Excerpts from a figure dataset
▬▬▬▬▬▬▬▬▬▬

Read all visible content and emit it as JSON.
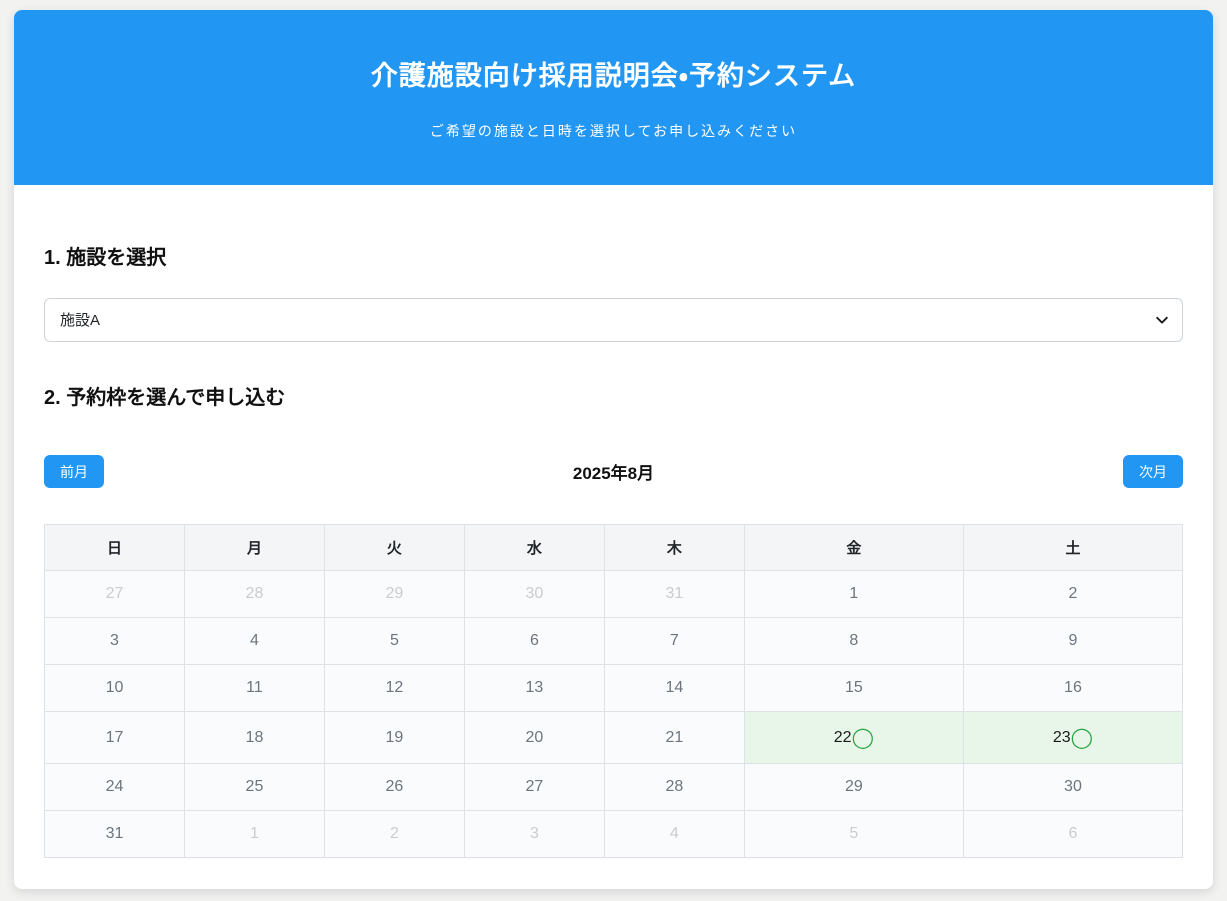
{
  "colors": {
    "accent_blue": "#2196f3",
    "available_bg": "#e8f5e9",
    "available_marker_green": "#28a745",
    "muted_day": "#cccccc",
    "current_day": "#6c757d"
  },
  "header": {
    "title": "介護施設向け採用説明会・予約システム",
    "subtitle": "ご希望の施設と日時を選択してお申し込みください"
  },
  "facility_section": {
    "heading": "1. 施設を選択",
    "selected_option": "施設A"
  },
  "booking_section": {
    "heading": "2. 予約枠を選んで申し込む"
  },
  "calendar": {
    "prev_button_label": "前月",
    "next_button_label": "次月",
    "month_title": "2025年8月",
    "weekdays": [
      "日",
      "月",
      "火",
      "水",
      "木",
      "金",
      "土"
    ],
    "available_marker": "◯",
    "weeks": [
      [
        {
          "day": "27",
          "type": "prev"
        },
        {
          "day": "28",
          "type": "prev"
        },
        {
          "day": "29",
          "type": "prev"
        },
        {
          "day": "30",
          "type": "prev"
        },
        {
          "day": "31",
          "type": "prev"
        },
        {
          "day": "1",
          "type": "current"
        },
        {
          "day": "2",
          "type": "current"
        }
      ],
      [
        {
          "day": "3",
          "type": "current"
        },
        {
          "day": "4",
          "type": "current"
        },
        {
          "day": "5",
          "type": "current"
        },
        {
          "day": "6",
          "type": "current"
        },
        {
          "day": "7",
          "type": "current"
        },
        {
          "day": "8",
          "type": "current"
        },
        {
          "day": "9",
          "type": "current"
        }
      ],
      [
        {
          "day": "10",
          "type": "current"
        },
        {
          "day": "11",
          "type": "current"
        },
        {
          "day": "12",
          "type": "current"
        },
        {
          "day": "13",
          "type": "current"
        },
        {
          "day": "14",
          "type": "current"
        },
        {
          "day": "15",
          "type": "current"
        },
        {
          "day": "16",
          "type": "current"
        }
      ],
      [
        {
          "day": "17",
          "type": "current"
        },
        {
          "day": "18",
          "type": "current"
        },
        {
          "day": "19",
          "type": "current"
        },
        {
          "day": "20",
          "type": "current"
        },
        {
          "day": "21",
          "type": "current"
        },
        {
          "day": "22",
          "type": "available"
        },
        {
          "day": "23",
          "type": "available"
        }
      ],
      [
        {
          "day": "24",
          "type": "current"
        },
        {
          "day": "25",
          "type": "current"
        },
        {
          "day": "26",
          "type": "current"
        },
        {
          "day": "27",
          "type": "current"
        },
        {
          "day": "28",
          "type": "current"
        },
        {
          "day": "29",
          "type": "current"
        },
        {
          "day": "30",
          "type": "current"
        }
      ],
      [
        {
          "day": "31",
          "type": "current"
        },
        {
          "day": "1",
          "type": "next"
        },
        {
          "day": "2",
          "type": "next"
        },
        {
          "day": "3",
          "type": "next"
        },
        {
          "day": "4",
          "type": "next"
        },
        {
          "day": "5",
          "type": "next"
        },
        {
          "day": "6",
          "type": "next"
        }
      ]
    ]
  }
}
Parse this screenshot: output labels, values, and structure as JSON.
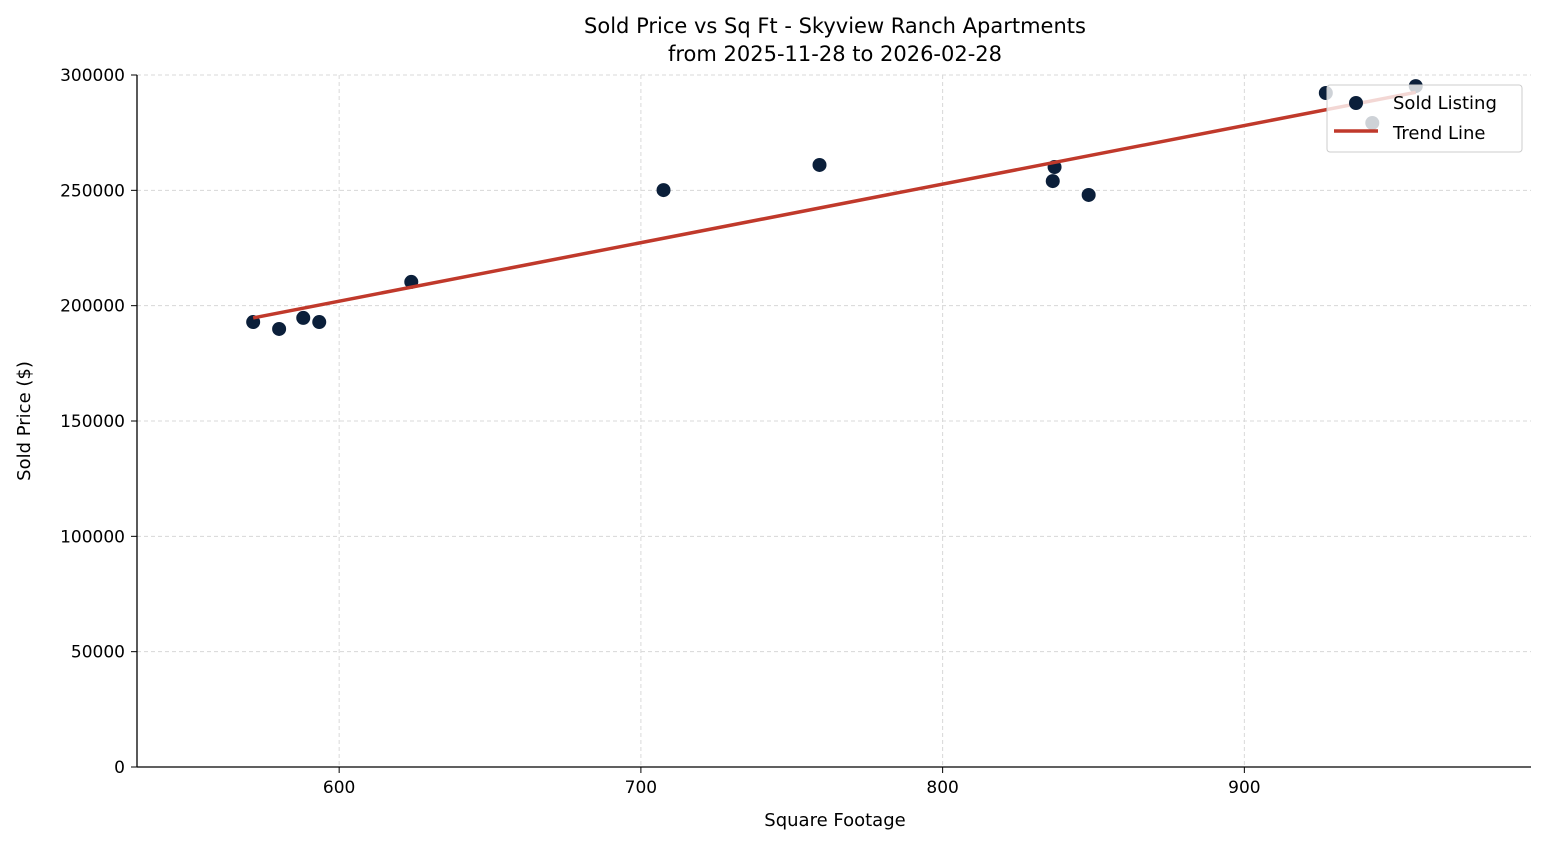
{
  "chart_data": {
    "type": "scatter",
    "title": "Sold Price vs Sq Ft - Skyview Ranch Apartments",
    "subtitle": "from 2025-11-28 to 2026-02-28",
    "xlabel": "Square Footage",
    "ylabel": "Sold Price ($)",
    "xlim": [
      533,
      995
    ],
    "ylim": [
      0,
      300000
    ],
    "xticks": [
      600,
      700,
      800,
      900
    ],
    "yticks": [
      0,
      50000,
      100000,
      150000,
      200000,
      250000,
      300000
    ],
    "grid": true,
    "legend_position": "top-right",
    "series": [
      {
        "name": "Sold Listing",
        "kind": "scatter",
        "color": "#0b1f3a",
        "points": [
          [
            571.5,
            192900
          ],
          [
            580.1,
            189900
          ],
          [
            588.1,
            194700
          ],
          [
            593.4,
            192900
          ],
          [
            623.9,
            210300
          ],
          [
            707.5,
            250100
          ],
          [
            759.2,
            261000
          ],
          [
            836.5,
            254000
          ],
          [
            837.1,
            260100
          ],
          [
            848.4,
            248000
          ],
          [
            927.0,
            292200
          ],
          [
            942.4,
            279200
          ],
          [
            956.8,
            295200
          ]
        ]
      },
      {
        "name": "Trend Line",
        "kind": "line",
        "color": "#c0392b",
        "points": [
          [
            571.5,
            194700
          ],
          [
            956.8,
            292500
          ]
        ]
      }
    ]
  }
}
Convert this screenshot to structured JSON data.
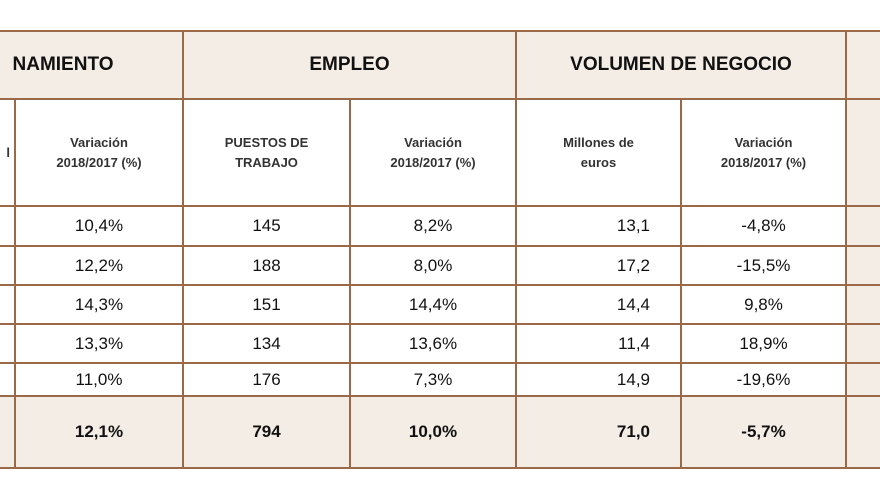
{
  "header": {
    "groups": [
      "NAMIENTO",
      "EMPLEO",
      "VOLUMEN DE NEGOCIO"
    ],
    "columns": [
      "l",
      "Variación 2018/2017 (%)",
      "PUESTOS DE TRABAJO",
      "Variación 2018/2017 (%)",
      "Millones de euros",
      "Variación 2018/2017 (%)"
    ]
  },
  "table": {
    "rows": [
      [
        "10,4%",
        "145",
        "8,2%",
        "13,1",
        "-4,8%"
      ],
      [
        "12,2%",
        "188",
        "8,0%",
        "17,2",
        "-15,5%"
      ],
      [
        "14,3%",
        "151",
        "14,4%",
        "14,4",
        "9,8%"
      ],
      [
        "13,3%",
        "134",
        "13,6%",
        "11,4",
        "18,9%"
      ],
      [
        "11,0%",
        "176",
        "7,3%",
        "14,9",
        "-19,6%"
      ]
    ],
    "total": [
      "12,1%",
      "794",
      "10,0%",
      "71,0",
      "-5,7%"
    ]
  }
}
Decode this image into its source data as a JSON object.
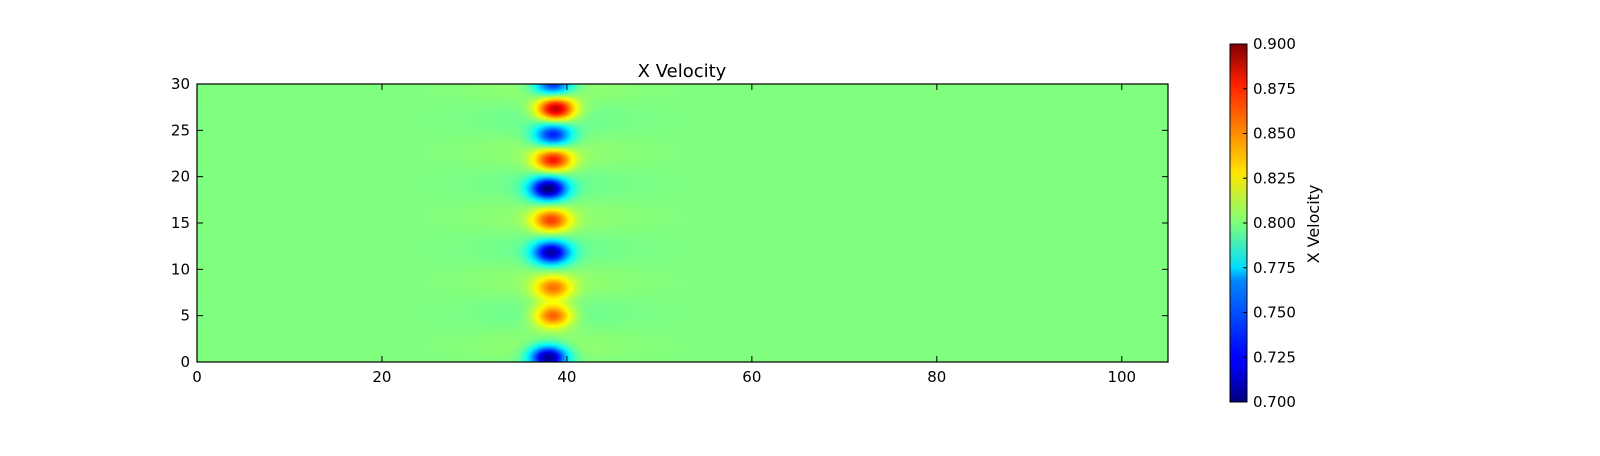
{
  "chart_data": {
    "type": "heatmap",
    "title": "X Velocity",
    "xlabel": "",
    "ylabel": "",
    "xlim": [
      0,
      105
    ],
    "ylim": [
      0,
      30
    ],
    "x_ticks": [
      0,
      20,
      40,
      60,
      80,
      100
    ],
    "y_ticks": [
      0,
      5,
      10,
      15,
      20,
      25,
      30
    ],
    "colormap": "jet",
    "colorbar": {
      "label": "X Velocity",
      "range": [
        0.7,
        0.9
      ],
      "ticks": [
        "0.700",
        "0.725",
        "0.750",
        "0.775",
        "0.800",
        "0.825",
        "0.850",
        "0.875",
        "0.900"
      ]
    },
    "background_value": 0.8,
    "band_center_x": 38.5,
    "features": [
      {
        "x": 38.0,
        "y": 0.5,
        "value": 0.7
      },
      {
        "x": 38.5,
        "y": 5.0,
        "value": 0.86
      },
      {
        "x": 38.5,
        "y": 8.0,
        "value": 0.85
      },
      {
        "x": 38.3,
        "y": 11.8,
        "value": 0.71
      },
      {
        "x": 38.3,
        "y": 15.3,
        "value": 0.86
      },
      {
        "x": 38.0,
        "y": 18.7,
        "value": 0.7
      },
      {
        "x": 38.5,
        "y": 21.8,
        "value": 0.87
      },
      {
        "x": 38.5,
        "y": 24.5,
        "value": 0.73
      },
      {
        "x": 38.8,
        "y": 27.3,
        "value": 0.89
      },
      {
        "x": 38.5,
        "y": 30.0,
        "value": 0.73
      }
    ]
  }
}
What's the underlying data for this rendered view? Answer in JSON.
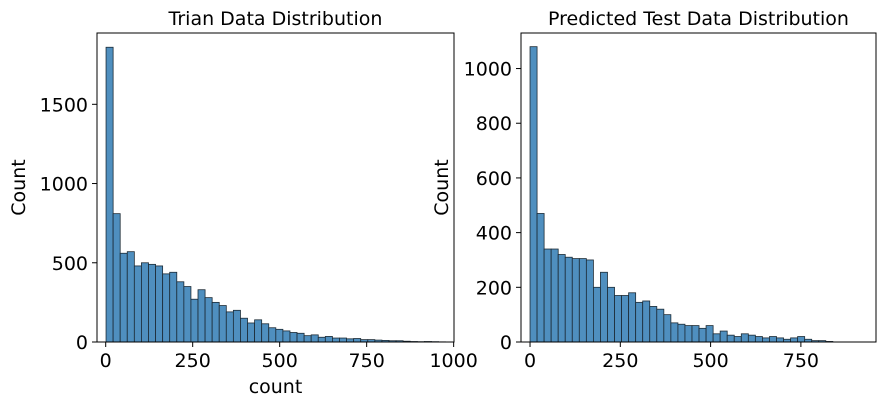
{
  "chart_data": [
    {
      "type": "bar",
      "title": "Trian Data Distribution",
      "xlabel": "count",
      "ylabel": "Count",
      "xlim": [
        -25,
        1001
      ],
      "ylim": [
        0,
        1950
      ],
      "xticks": [
        0,
        250,
        500,
        750,
        1000
      ],
      "yticks": [
        0,
        500,
        1000,
        1500
      ],
      "bin_start": 1,
      "bin_width": 20.33,
      "values": [
        1860,
        810,
        560,
        570,
        480,
        500,
        490,
        480,
        430,
        440,
        380,
        350,
        270,
        330,
        280,
        250,
        230,
        190,
        200,
        150,
        120,
        140,
        115,
        90,
        80,
        70,
        60,
        55,
        40,
        45,
        30,
        35,
        25,
        25,
        20,
        22,
        15,
        15,
        12,
        10,
        8,
        8,
        5,
        3,
        2,
        3,
        2,
        1
      ]
    },
    {
      "type": "bar",
      "title": "Predicted Test Data Distribution",
      "xlabel": "",
      "ylabel": "Count",
      "xlim": [
        -25,
        958
      ],
      "ylim": [
        0,
        1130
      ],
      "xticks": [
        0,
        250,
        500,
        750
      ],
      "yticks": [
        0,
        200,
        400,
        600,
        800,
        1000
      ],
      "bin_start": 0,
      "bin_width": 19.5,
      "values": [
        1080,
        470,
        340,
        340,
        320,
        310,
        305,
        305,
        300,
        200,
        255,
        200,
        170,
        170,
        180,
        145,
        150,
        130,
        120,
        100,
        70,
        65,
        60,
        60,
        50,
        60,
        30,
        40,
        25,
        20,
        30,
        25,
        20,
        15,
        20,
        15,
        10,
        15,
        20,
        10,
        5,
        5,
        2
      ]
    }
  ],
  "colors": {
    "bar_fill": "#4f8fbf",
    "bar_edge": "#1c2b36",
    "axis": "#000000"
  }
}
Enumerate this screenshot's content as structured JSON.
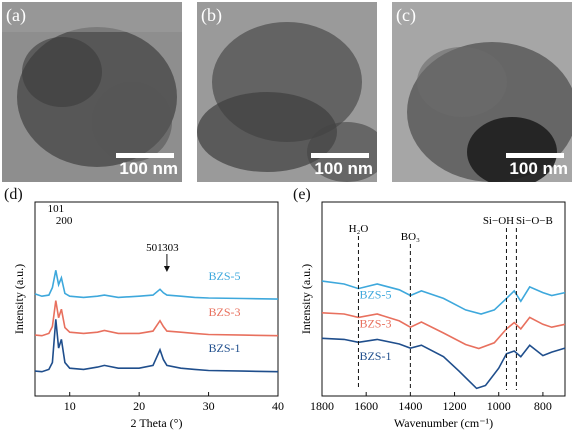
{
  "tem_panels": [
    {
      "label": "(a)",
      "scale": "100 nm"
    },
    {
      "label": "(b)",
      "scale": "100 nm"
    },
    {
      "label": "(c)",
      "scale": "100 nm"
    }
  ],
  "panel_d_label": "(d)",
  "panel_e_label": "(e)",
  "chart_data": [
    {
      "type": "line",
      "panel": "(d)",
      "xlabel": "2 Theta (°)",
      "ylabel": "Intensity (a.u.)",
      "xlim": [
        5,
        40
      ],
      "xticks": [
        "10",
        "20",
        "30",
        "40"
      ],
      "peak_annotations": [
        "101",
        "200",
        "501",
        "303"
      ],
      "series": [
        {
          "name": "BZS-5",
          "color": "#3ea8dc",
          "offset": 2,
          "points": [
            [
              5,
              0.14
            ],
            [
              6,
              0.1
            ],
            [
              7,
              0.12
            ],
            [
              7.5,
              0.25
            ],
            [
              8,
              0.55
            ],
            [
              8.4,
              0.3
            ],
            [
              8.8,
              0.42
            ],
            [
              9.3,
              0.15
            ],
            [
              10,
              0.1
            ],
            [
              12,
              0.08
            ],
            [
              14,
              0.1
            ],
            [
              15,
              0.12
            ],
            [
              17,
              0.08
            ],
            [
              20,
              0.1
            ],
            [
              22,
              0.12
            ],
            [
              23,
              0.22
            ],
            [
              23.5,
              0.16
            ],
            [
              24,
              0.12
            ],
            [
              26,
              0.1
            ],
            [
              28,
              0.08
            ],
            [
              30,
              0.07
            ],
            [
              35,
              0.06
            ],
            [
              40,
              0.05
            ]
          ]
        },
        {
          "name": "BZS-3",
          "color": "#e8705e",
          "offset": 1,
          "points": [
            [
              5,
              0.05
            ],
            [
              6,
              0.04
            ],
            [
              7,
              0.08
            ],
            [
              7.5,
              0.2
            ],
            [
              8,
              0.65
            ],
            [
              8.4,
              0.35
            ],
            [
              8.8,
              0.5
            ],
            [
              9.3,
              0.18
            ],
            [
              10,
              0.1
            ],
            [
              12,
              0.08
            ],
            [
              14,
              0.1
            ],
            [
              15,
              0.13
            ],
            [
              17,
              0.08
            ],
            [
              20,
              0.08
            ],
            [
              22,
              0.12
            ],
            [
              23,
              0.3
            ],
            [
              23.5,
              0.2
            ],
            [
              24,
              0.12
            ],
            [
              26,
              0.1
            ],
            [
              28,
              0.08
            ],
            [
              30,
              0.06
            ],
            [
              35,
              0.05
            ],
            [
              40,
              0.04
            ]
          ]
        },
        {
          "name": "BZS-1",
          "color": "#1f4e8c",
          "offset": 0,
          "points": [
            [
              5,
              0.05
            ],
            [
              6,
              0.04
            ],
            [
              7,
              0.08
            ],
            [
              7.5,
              0.2
            ],
            [
              8,
              0.95
            ],
            [
              8.4,
              0.45
            ],
            [
              8.8,
              0.6
            ],
            [
              9.3,
              0.2
            ],
            [
              10,
              0.1
            ],
            [
              12,
              0.08
            ],
            [
              14,
              0.12
            ],
            [
              15,
              0.15
            ],
            [
              17,
              0.1
            ],
            [
              20,
              0.1
            ],
            [
              22,
              0.15
            ],
            [
              23,
              0.42
            ],
            [
              23.5,
              0.25
            ],
            [
              24,
              0.15
            ],
            [
              26,
              0.1
            ],
            [
              28,
              0.08
            ],
            [
              30,
              0.06
            ],
            [
              35,
              0.05
            ],
            [
              40,
              0.04
            ]
          ]
        }
      ]
    },
    {
      "type": "line",
      "panel": "(e)",
      "xlabel": "Wavenumber (cm⁻¹)",
      "ylabel": "Intensity (a.u.)",
      "xlim": [
        1800,
        700
      ],
      "xticks": [
        "1800",
        "1600",
        "1400",
        "1200",
        "1000",
        "800"
      ],
      "band_annotations": [
        {
          "label": "H₂O",
          "x": 1635
        },
        {
          "label": "BO₃",
          "x": 1400
        },
        {
          "label": "Si−OH",
          "x": 965
        },
        {
          "label": "Si−O−B",
          "x": 920
        }
      ],
      "series": [
        {
          "name": "BZS-5",
          "color": "#3ea8dc",
          "offset": 1.7,
          "points": [
            [
              1800,
              0.55
            ],
            [
              1700,
              0.5
            ],
            [
              1635,
              0.42
            ],
            [
              1550,
              0.5
            ],
            [
              1450,
              0.4
            ],
            [
              1400,
              0.3
            ],
            [
              1350,
              0.38
            ],
            [
              1250,
              0.25
            ],
            [
              1150,
              0.05
            ],
            [
              1080,
              -0.02
            ],
            [
              1020,
              0.05
            ],
            [
              965,
              0.25
            ],
            [
              930,
              0.38
            ],
            [
              900,
              0.2
            ],
            [
              860,
              0.45
            ],
            [
              800,
              0.35
            ],
            [
              760,
              0.3
            ],
            [
              700,
              0.35
            ]
          ]
        },
        {
          "name": "BZS-3",
          "color": "#e8705e",
          "offset": 0.9,
          "points": [
            [
              1800,
              0.5
            ],
            [
              1700,
              0.48
            ],
            [
              1635,
              0.42
            ],
            [
              1550,
              0.48
            ],
            [
              1450,
              0.36
            ],
            [
              1400,
              0.25
            ],
            [
              1350,
              0.34
            ],
            [
              1250,
              0.15
            ],
            [
              1150,
              -0.05
            ],
            [
              1090,
              -0.12
            ],
            [
              1020,
              -0.02
            ],
            [
              965,
              0.22
            ],
            [
              930,
              0.33
            ],
            [
              900,
              0.22
            ],
            [
              860,
              0.42
            ],
            [
              800,
              0.3
            ],
            [
              760,
              0.25
            ],
            [
              700,
              0.3
            ]
          ]
        },
        {
          "name": "BZS-1",
          "color": "#1f4e8c",
          "offset": 0,
          "points": [
            [
              1800,
              0.62
            ],
            [
              1700,
              0.6
            ],
            [
              1635,
              0.55
            ],
            [
              1550,
              0.6
            ],
            [
              1450,
              0.52
            ],
            [
              1400,
              0.45
            ],
            [
              1350,
              0.5
            ],
            [
              1250,
              0.3
            ],
            [
              1180,
              0.05
            ],
            [
              1100,
              -0.25
            ],
            [
              1060,
              -0.2
            ],
            [
              1000,
              0.1
            ],
            [
              965,
              0.35
            ],
            [
              930,
              0.4
            ],
            [
              900,
              0.3
            ],
            [
              860,
              0.5
            ],
            [
              800,
              0.32
            ],
            [
              760,
              0.38
            ],
            [
              700,
              0.45
            ]
          ]
        }
      ]
    }
  ]
}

▬▬▬▬▬▬▬▬▬▬

• **Required task**
Look through the entries and find each line that has the string "Price". Copy those lines.

• **Task response**
    "title": "Sold Price vs Sq Ft - Skyview Ranch Apartments",
    "ylabel": "Sold Price ($)",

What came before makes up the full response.